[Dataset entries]
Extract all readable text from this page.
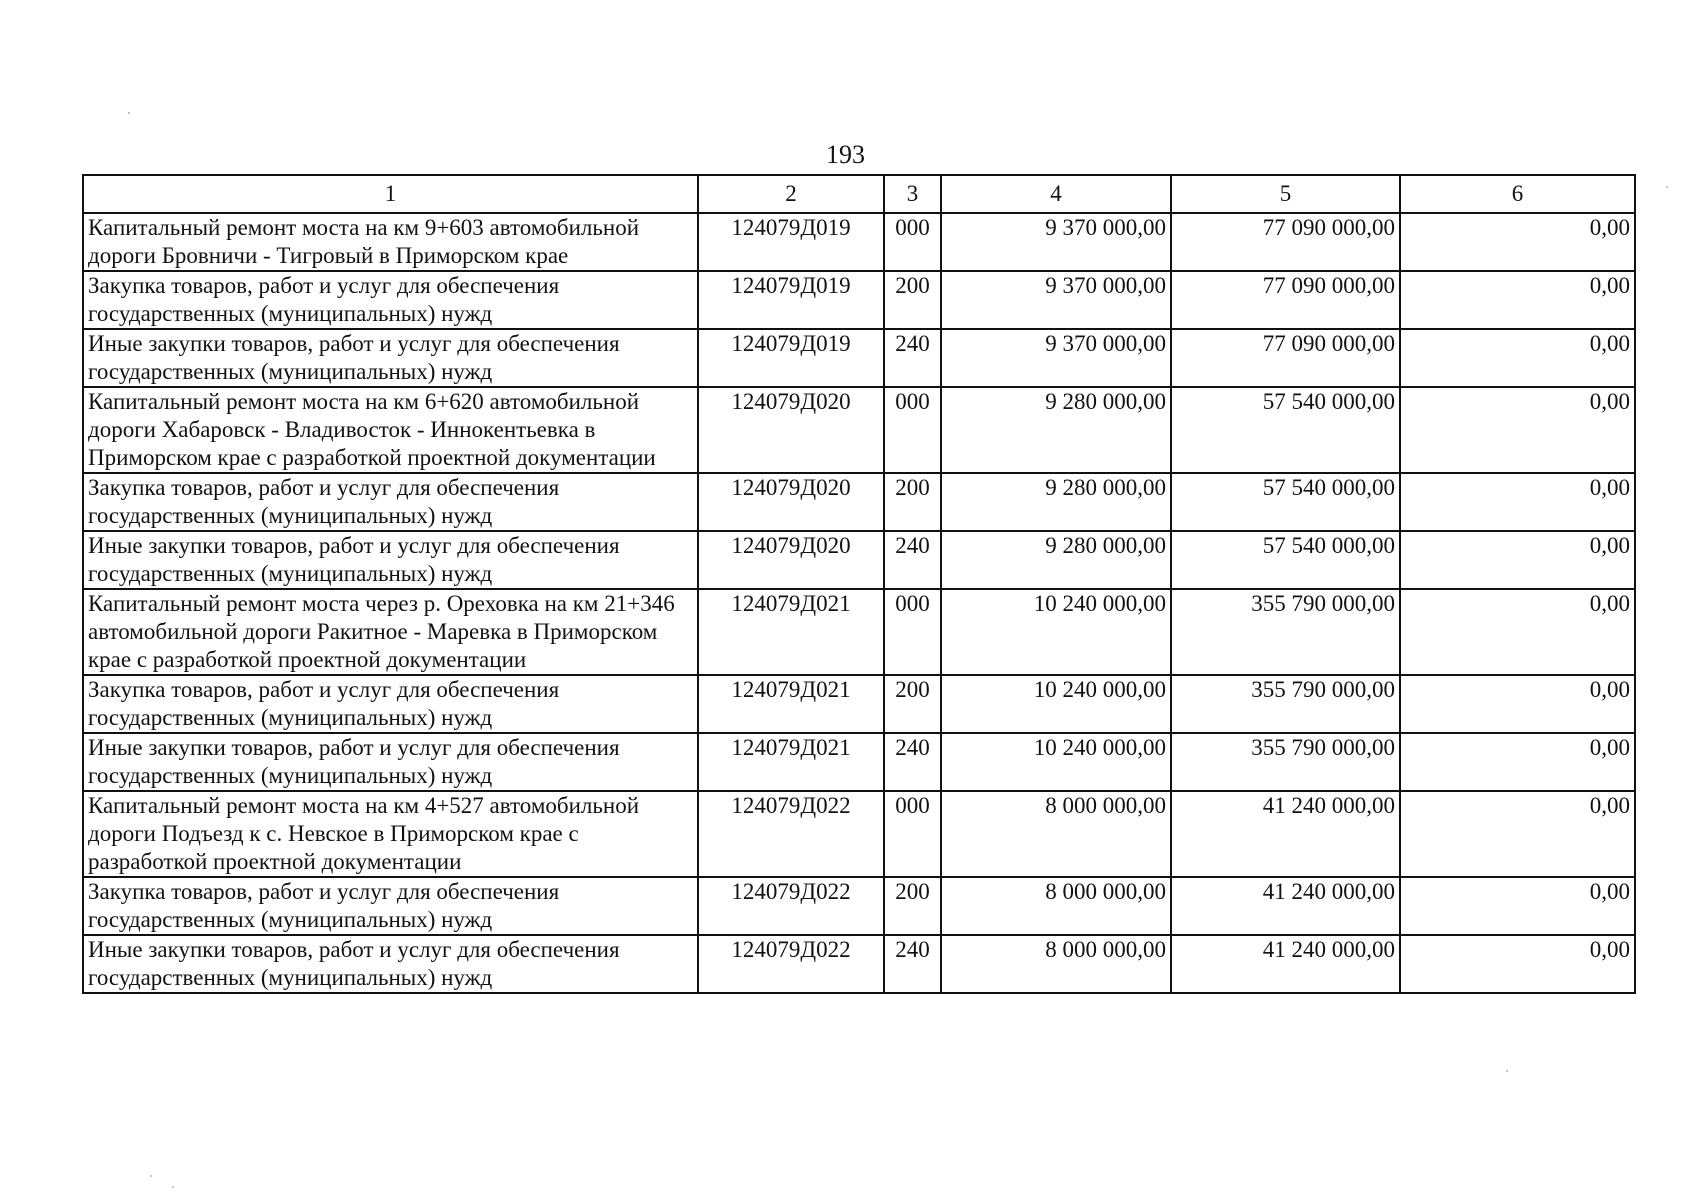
193
1	2	3	4	5	6
Капитальный ремонт моста на км 9+603 автомобильной дороги Бровничи - Тигровый в Приморском крае	124079Д019	000	9 370 000,00	77 090 000,00	0,00
Закупка товаров, работ и услуг для обеспечения государственных (муниципальных) нужд	124079Д019	200	9 370 000,00	77 090 000,00	0,00
Иные закупки товаров, работ и услуг для обеспечения государственных (муниципальных) нужд	124079Д019	240	9 370 000,00	77 090 000,00	0,00
Капитальный ремонт моста на км 6+620 автомобильной дороги Хабаровск - Владивосток - Иннокентьевка в Приморском крае с разработкой проектной документации	124079Д020	000	9 280 000,00	57 540 000,00	0,00
Закупка товаров, работ и услуг для обеспечения государственных (муниципальных) нужд	124079Д020	200	9 280 000,00	57 540 000,00	0,00
Иные закупки товаров, работ и услуг для обеспечения государственных (муниципальных) нужд	124079Д020	240	9 280 000,00	57 540 000,00	0,00
Капитальный ремонт моста через р. Ореховка на км 21+346 автомобильной дороги Ракитное - Маревка в Приморском крае с разработкой проектной документации	124079Д021	000	10 240 000,00	355 790 000,00	0,00
Закупка товаров, работ и услуг для обеспечения государственных (муниципальных) нужд	124079Д021	200	10 240 000,00	355 790 000,00	0,00
Иные закупки товаров, работ и услуг для обеспечения государственных (муниципальных) нужд	124079Д021	240	10 240 000,00	355 790 000,00	0,00
Капитальный ремонт моста на км 4+527 автомобильной дороги Подъезд к с. Невское в Приморском крае с разработкой проектной документации	124079Д022	000	8 000 000,00	41 240 000,00	0,00
Закупка товаров, работ и услуг для обеспечения государственных (муниципальных) нужд	124079Д022	200	8 000 000,00	41 240 000,00	0,00
Иные закупки товаров, работ и услуг для обеспечения государственных (муниципальных) нужд	124079Д022	240	8 000 000,00	41 240 000,00	0,00
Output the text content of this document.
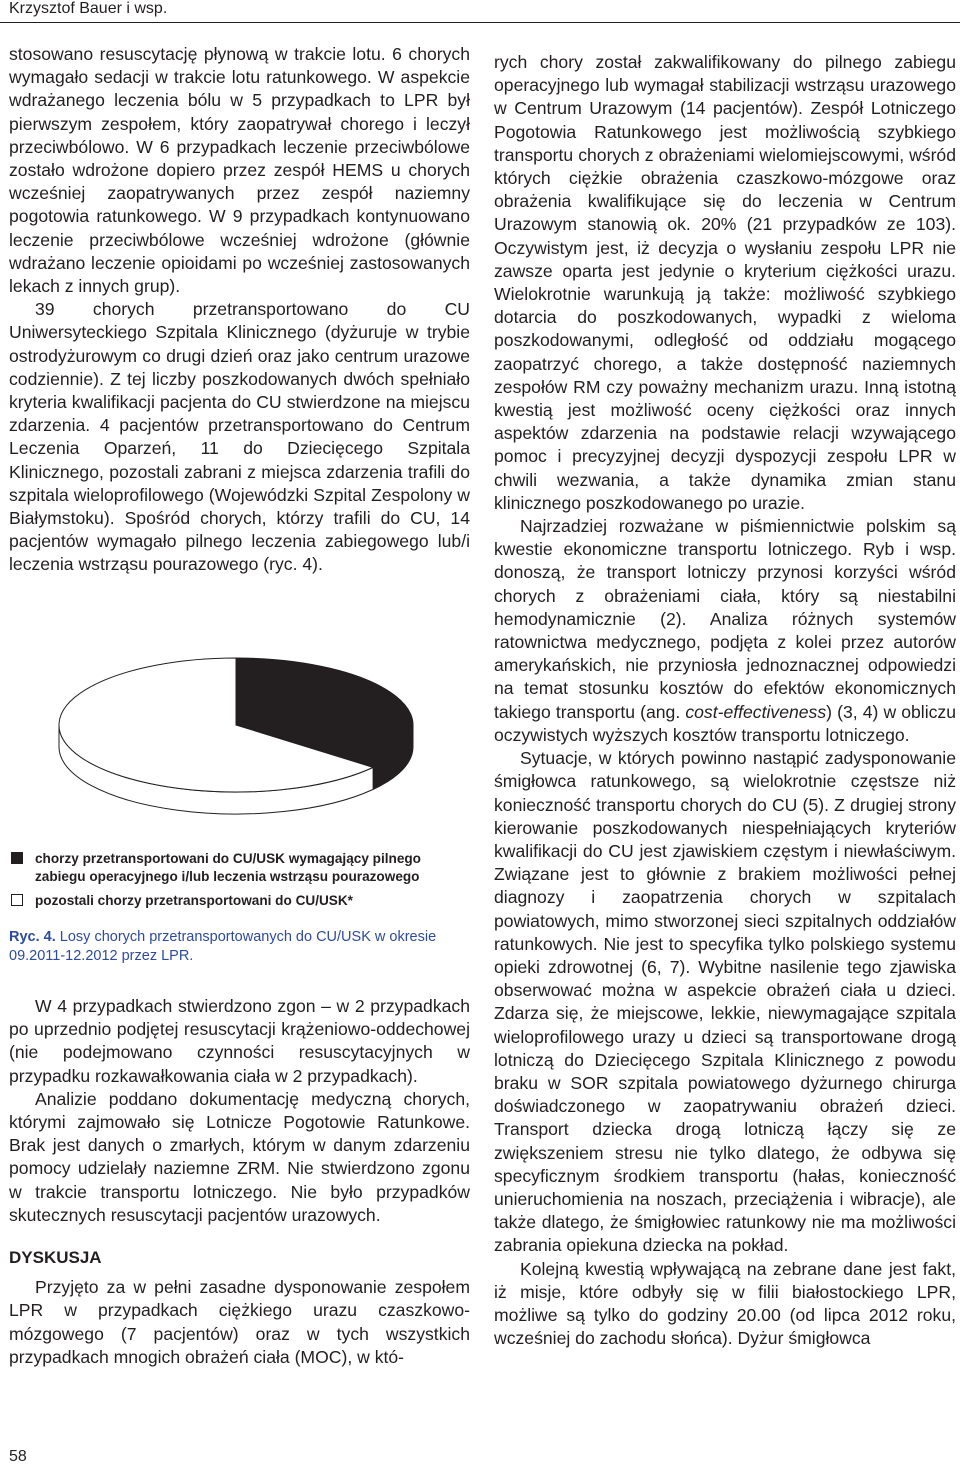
Krzysztof Bauer i wsp.

stosowano resuscytację płynową w trakcie lotu. 6 chorych wymagało sedacji w trakcie lotu ratunkowego. W aspekcie wdrażanego leczenia bólu w 5 przypadkach to LPR był pierwszym zespołem, który zaopatrywał chorego i leczył przeciwbólowo. W 6 przypadkach leczenie przeciwbólowe zostało wdrożone dopiero przez zespół HEMS u chorych wcześniej zaopatrywanych przez zespół naziemny pogotowia ratunkowego. W 9 przypadkach kontynuowano leczenie przeciwbólowe wcześniej wdrożone (głównie wdrażano leczenie opioidami po wcześniej zastosowanych lekach z innych grup).

39 chorych przetransportowano do CU Uniwersyteckiego Szpitala Klinicznego (dyżuruje w trybie ostrodyżurowym co drugi dzień oraz jako centrum urazowe codziennie). Z tej liczby poszkodowanych dwóch spełniało kryteria kwalifikacji pacjenta do CU stwierdzone na miejscu zdarzenia. 4 pacjentów przetransportowano do Centrum Leczenia Oparzeń, 11 do Dziecięcego Szpitala Klinicznego, pozostali zabrani z miejsca zdarzenia trafili do szpitala wieloprofilowego (Wojewódzki Szpital Zespolony w Białymstoku). Spośród chorych, którzy trafili do CU, 14 pacjentów wymagało pilnego leczenia zabiegowego lub/i leczenia wstrząsu pourazowego (ryc. 4).

chorzy przetransportowani do CU/USK wymagający pilnego zabiegu operacyjnego i/lub leczenia wstrząsu pourazowego
pozostali chorzy przetransportowani do CU/USK*
Ryc. 4. Losy chorych przetransportowanych do CU/USK w okresie 09.2011-12.2012 przez LPR.

W 4 przypadkach stwierdzono zgon – w 2 przypadkach po uprzednio podjętej resuscytacji krążeniowo-oddechowej (nie podejmowano czynności resuscytacyjnych w przypadku rozkawałkowania ciała w 2 przypadkach).

Analizie poddano dokumentację medyczną chorych, którymi zajmowało się Lotnicze Pogotowie Ratunkowe. Brak jest danych o zmarłych, którym w danym zdarzeniu pomocy udzielały naziemne ZRM. Nie stwierdzono zgonu w trakcie transportu lotniczego. Nie było przypadków skutecznych resuscytacji pacjentów urazowych.

DYSKUSJA

Przyjęto za w pełni zasadne dysponowanie zespołem LPR w przypadkach ciężkiego urazu czaszkowo-mózgowego (7 pacjentów) oraz w tych wszystkich przypadkach mnogich obrażeń ciała (MOC), w któ-

rych chory został zakwalifikowany do pilnego zabiegu operacyjnego lub wymagał stabilizacji wstrząsu urazowego w Centrum Urazowym (14 pacjentów). Zespół Lotniczego Pogotowia Ratunkowego jest możliwością szybkiego transportu chorych z obrażeniami wielomiejscowymi, wśród których ciężkie obrażenia czaszkowo-mózgowe oraz obrażenia kwalifikujące się do leczenia w Centrum Urazowym stanowią ok. 20% (21 przypadków ze 103). Oczywistym jest, iż decyzja o wysłaniu zespołu LPR nie zawsze oparta jest jedynie o kryterium ciężkości urazu. Wielokrotnie warunkują ją także: możliwość szybkiego dotarcia do poszkodowanych, wypadki z wieloma poszkodowanymi, odległość od oddziału mogącego zaopatrzyć chorego, a także dostępność naziemnych zespołów RM czy poważny mechanizm urazu. Inną istotną kwestią jest możliwość oceny ciężkości oraz innych aspektów zdarzenia na podstawie relacji wzywającego pomoc i precyzyjnej decyzji dyspozycji zespołu LPR w chwili wezwania, a także dynamika zmian stanu klinicznego poszkodowanego po urazie.

Najrzadziej rozważane w piśmiennictwie polskim są kwestie ekonomiczne transportu lotniczego. Ryb i wsp. donoszą, że transport lotniczy przynosi korzyści wśród chorych z obrażeniami ciała, który są niestabilni hemodynamicznie (2). Analiza różnych systemów ratownictwa medycznego, podjęta z kolei przez autorów amerykańskich, nie przyniosła jednoznacznej odpowiedzi na temat stosunku kosztów do efektów ekonomicznych takiego transportu (ang. cost-effectiveness) (3, 4) w obliczu oczywistych wyższych kosztów transportu lotniczego.

Sytuacje, w których powinno nastąpić zadysponowanie śmigłowca ratunkowego, są wielokrotnie częstsze niż konieczność transportu chorych do CU (5). Z drugiej strony kierowanie poszkodowanych niespełniających kryteriów kwalifikacji do CU jest zjawiskiem częstym i niewłaściwym. Związane jest to głównie z brakiem możliwości pełnej diagnozy i zaopatrzenia chorych w szpitalach powiatowych, mimo stworzonej sieci szpitalnych oddziałów ratunkowych. Nie jest to specyfika tylko polskiego systemu opieki zdrowotnej (6, 7). Wybitne nasilenie tego zjawiska obserwować można w aspekcie obrażeń ciała u dzieci. Zdarza się, że miejscowe, lekkie, niewymagające szpitala wieloprofilowego urazy u dzieci są transportowane drogą lotniczą do Dziecięcego Szpitala Klinicznego z powodu braku w SOR szpitala powiatowego dyżurnego chirurga doświadczonego w zaopatrywaniu obrażeń dzieci. Transport dziecka drogą lotniczą łączy się ze zwiększeniem stresu nie tylko dlatego, że odbywa się specyficznym środkiem transportu (hałas, konieczność unieruchomienia na noszach, przeciążenia i wibracje), ale także dlatego, że śmigłowiec ratunkowy nie ma możliwości zabrania opiekuna dziecka na pokład.

Kolejną kwestią wpływającą na zebrane dane jest fakt, iż misje, które odbyły się w filii białostockiego LPR, możliwe są tylko do godziny 20.00 (od lipca 2012 roku, wcześniej do zachodu słońca). Dyżur śmigłowca

58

▸ **Work to be completed**
Repeat the listing verbatim. Skip the pictures.

▸ **Worked answer**
Extract all readable text from this page.
193
1	2	3	4	5	6
Капитальный ремонт моста на км 9+603 автомобильной дороги Бровничи - Тигровый в Приморском крае	124079Д019	000	9 370 000,00	77 090 000,00	0,00
Закупка товаров, работ и услуг для обеспечения государственных (муниципальных) нужд	124079Д019	200	9 370 000,00	77 090 000,00	0,00
Иные закупки товаров, работ и услуг для обеспечения государственных (муниципальных) нужд	124079Д019	240	9 370 000,00	77 090 000,00	0,00
Капитальный ремонт моста на км 6+620 автомобильной дороги Хабаровск - Владивосток - Иннокентьевка в Приморском крае с разработкой проектной документации	124079Д020	000	9 280 000,00	57 540 000,00	0,00
Закупка товаров, работ и услуг для обеспечения государственных (муниципальных) нужд	124079Д020	200	9 280 000,00	57 540 000,00	0,00
Иные закупки товаров, работ и услуг для обеспечения государственных (муниципальных) нужд	124079Д020	240	9 280 000,00	57 540 000,00	0,00
Капитальный ремонт моста через р. Ореховка на км 21+346 автомобильной дороги Ракитное - Маревка в Приморском крае с разработкой проектной документации	124079Д021	000	10 240 000,00	355 790 000,00	0,00
Закупка товаров, работ и услуг для обеспечения государственных (муниципальных) нужд	124079Д021	200	10 240 000,00	355 790 000,00	0,00
Иные закупки товаров, работ и услуг для обеспечения государственных (муниципальных) нужд	124079Д021	240	10 240 000,00	355 790 000,00	0,00
Капитальный ремонт моста на км 4+527 автомобильной дороги Подъезд к с. Невское в Приморском крае с разработкой проектной документации	124079Д022	000	8 000 000,00	41 240 000,00	0,00
Закупка товаров, работ и услуг для обеспечения государственных (муниципальных) нужд	124079Д022	200	8 000 000,00	41 240 000,00	0,00
Иные закупки товаров, работ и услуг для обеспечения государственных (муниципальных) нужд	124079Д022	240	8 000 000,00	41 240 000,00	0,00
Output the text content of this document.
Krzysztof Bauer i wsp.

stosowano resuscytację płynową w trakcie lotu. 6 chorych wymagało sedacji w trakcie lotu ratunkowego. W aspekcie wdrażanego leczenia bólu w 5 przypadkach to LPR był pierwszym zespołem, który zaopatrywał chorego i leczył przeciwbólowo. W 6 przypadkach leczenie przeciwbólowe zostało wdrożone dopiero przez zespół HEMS u chorych wcześniej zaopatrywanych przez zespół naziemny pogotowia ratunkowego. W 9 przypadkach kontynuowano leczenie przeciwbólowe wcześniej wdrożone (głównie wdrażano leczenie opioidami po wcześniej zastosowanych lekach z innych grup).

39 chorych przetransportowano do CU Uniwersyteckiego Szpitala Klinicznego (dyżuruje w trybie ostrodyżurowym co drugi dzień oraz jako centrum urazowe codziennie). Z tej liczby poszkodowanych dwóch spełniało kryteria kwalifikacji pacjenta do CU stwierdzone na miejscu zdarzenia. 4 pacjentów przetransportowano do Centrum Leczenia Oparzeń, 11 do Dziecięcego Szpitala Klinicznego, pozostali zabrani z miejsca zdarzenia trafili do szpitala wieloprofilowego (Wojewódzki Szpital Zespolony w Białymstoku). Spośród chorych, którzy trafili do CU, 14 pacjentów wymagało pilnego leczenia zabiegowego lub/i leczenia wstrząsu pourazowego (ryc. 4).

chorzy przetransportowani do CU/USK wymagający pilnego zabiegu operacyjnego i/lub leczenia wstrząsu pourazowego
pozostali chorzy przetransportowani do CU/USK*
Ryc. 4. Losy chorych przetransportowanych do CU/USK w okresie 09.2011-12.2012 przez LPR.

W 4 przypadkach stwierdzono zgon – w 2 przypadkach po uprzednio podjętej resuscytacji krążeniowo-oddechowej (nie podejmowano czynności resuscytacyjnych w przypadku rozkawałkowania ciała w 2 przypadkach).

Analizie poddano dokumentację medyczną chorych, którymi zajmowało się Lotnicze Pogotowie Ratunkowe. Brak jest danych o zmarłych, którym w danym zdarzeniu pomocy udzielały naziemne ZRM. Nie stwierdzono zgonu w trakcie transportu lotniczego. Nie było przypadków skutecznych resuscytacji pacjentów urazowych.

DYSKUSJA

Przyjęto za w pełni zasadne dysponowanie zespołem LPR w przypadkach ciężkiego urazu czaszkowo-mózgowego (7 pacjentów) oraz w tych wszystkich przypadkach mnogich obrażeń ciała (MOC), w któ-

rych chory został zakwalifikowany do pilnego zabiegu operacyjnego lub wymagał stabilizacji wstrząsu urazowego w Centrum Urazowym (14 pacjentów). Zespół Lotniczego Pogotowia Ratunkowego jest możliwością szybkiego transportu chorych z obrażeniami wielomiejscowymi, wśród których ciężkie obrażenia czaszkowo-mózgowe oraz obrażenia kwalifikujące się do leczenia w Centrum Urazowym stanowią ok. 20% (21 przypadków ze 103). Oczywistym jest, iż decyzja o wysłaniu zespołu LPR nie zawsze oparta jest jedynie o kryterium ciężkości urazu. Wielokrotnie warunkują ją także: możliwość szybkiego dotarcia do poszkodowanych, wypadki z wieloma poszkodowanymi, odległość od oddziału mogącego zaopatrzyć chorego, a także dostępność naziemnych zespołów RM czy poważny mechanizm urazu. Inną istotną kwestią jest możliwość oceny ciężkości oraz innych aspektów zdarzenia na podstawie relacji wzywającego pomoc i precyzyjnej decyzji dyspozycji zespołu LPR w chwili wezwania, a także dynamika zmian stanu klinicznego poszkodowanego po urazie.

Najrzadziej rozważane w piśmiennictwie polskim są kwestie ekonomiczne transportu lotniczego. Ryb i wsp. donoszą, że transport lotniczy przynosi korzyści wśród chorych z obrażeniami ciała, który są niestabilni hemodynamicznie (2). Analiza różnych systemów ratownictwa medycznego, podjęta z kolei przez autorów amerykańskich, nie przyniosła jednoznacznej odpowiedzi na temat stosunku kosztów do efektów ekonomicznych takiego transportu (ang. cost-effectiveness) (3, 4) w obliczu oczywistych wyższych kosztów transportu lotniczego.

Sytuacje, w których powinno nastąpić zadysponowanie śmigłowca ratunkowego, są wielokrotnie częstsze niż konieczność transportu chorych do CU (5). Z drugiej strony kierowanie poszkodowanych niespełniających kryteriów kwalifikacji do CU jest zjawiskiem częstym i niewłaściwym. Związane jest to głównie z brakiem możliwości pełnej diagnozy i zaopatrzenia chorych w szpitalach powiatowych, mimo stworzonej sieci szpitalnych oddziałów ratunkowych. Nie jest to specyfika tylko polskiego systemu opieki zdrowotnej (6, 7). Wybitne nasilenie tego zjawiska obserwować można w aspekcie obrażeń ciała u dzieci. Zdarza się, że miejscowe, lekkie, niewymagające szpitala wieloprofilowego urazy u dzieci są transportowane drogą lotniczą do Dziecięcego Szpitala Klinicznego z powodu braku w SOR szpitala powiatowego dyżurnego chirurga doświadczonego w zaopatrywaniu obrażeń dzieci. Transport dziecka drogą lotniczą łączy się ze zwiększeniem stresu nie tylko dlatego, że odbywa się specyficznym środkiem transportu (hałas, konieczność unieruchomienia na noszach, przeciążenia i wibracje), ale także dlatego, że śmigłowiec ratunkowy nie ma możliwości zabrania opiekuna dziecka na pokład.

Kolejną kwestią wpływającą na zebrane dane jest fakt, iż misje, które odbyły się w filii białostockiego LPR, możliwe są tylko do godziny 20.00 (od lipca 2012 roku, wcześniej do zachodu słońca). Dyżur śmigłowca

58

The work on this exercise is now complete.